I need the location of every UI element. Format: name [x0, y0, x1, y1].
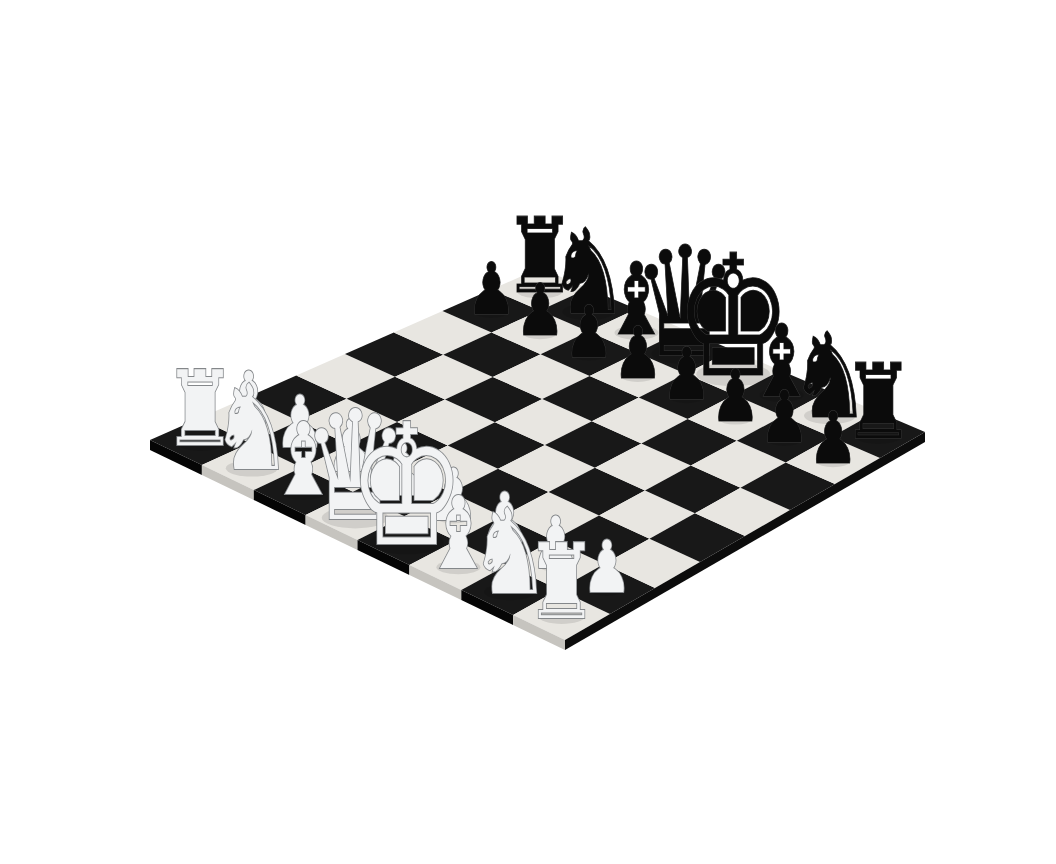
black-pawn-g7: ♟: [759, 375, 809, 459]
black-pawn-d7: ♟: [613, 311, 663, 395]
black-pawn-f7: ♟: [710, 354, 760, 438]
black-pawn-b7: ♟: [515, 268, 565, 352]
black-pawn-e7: ♟: [661, 332, 711, 416]
black-pawn-h7: ♟: [808, 396, 858, 480]
black-pawn-c7: ♟: [564, 290, 614, 374]
chessboard: ♜♞♟♝♟♛♟♚♟♝♟♞♟♟♜♟♜♟♟♞♟♝♟♛♟♚♟♟♝♟♞♜: [0, 0, 1056, 864]
product-photo-scene: ♜♞♟♝♟♛♟♚♟♝♟♞♟♟♜♟♜♟♟♞♟♝♟♛♟♚♟♟♝♟♞♜: [0, 0, 1056, 864]
white-rook-h1: ♜: [525, 521, 598, 643]
black-pawn-a7: ♟: [466, 247, 516, 331]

### Exercise details
Rewrite the whole listing above with "chessboard" replaced by "game board" everywhere, keeping everything else the same. Leave out the picture.

### Task response
I need the location of every UI element. Format: name [x0, y0, x1, y1].
black-pawn-g7: ♟: [759, 375, 809, 459]
black-pawn-d7: ♟: [613, 311, 663, 395]
black-pawn-f7: ♟: [710, 354, 760, 438]
black-pawn-b7: ♟: [515, 268, 565, 352]
black-pawn-e7: ♟: [661, 332, 711, 416]
black-pawn-h7: ♟: [808, 396, 858, 480]
black-pawn-c7: ♟: [564, 290, 614, 374]
game board: ♜♞♟♝♟♛♟♚♟♝♟♞♟♟♜♟♜♟♟♞♟♝♟♛♟♚♟♟♝♟♞♜: [0, 0, 1056, 864]
product-photo-scene: ♜♞♟♝♟♛♟♚♟♝♟♞♟♟♜♟♜♟♟♞♟♝♟♛♟♚♟♟♝♟♞♜: [0, 0, 1056, 864]
white-rook-h1: ♜: [525, 521, 598, 643]
black-pawn-a7: ♟: [466, 247, 516, 331]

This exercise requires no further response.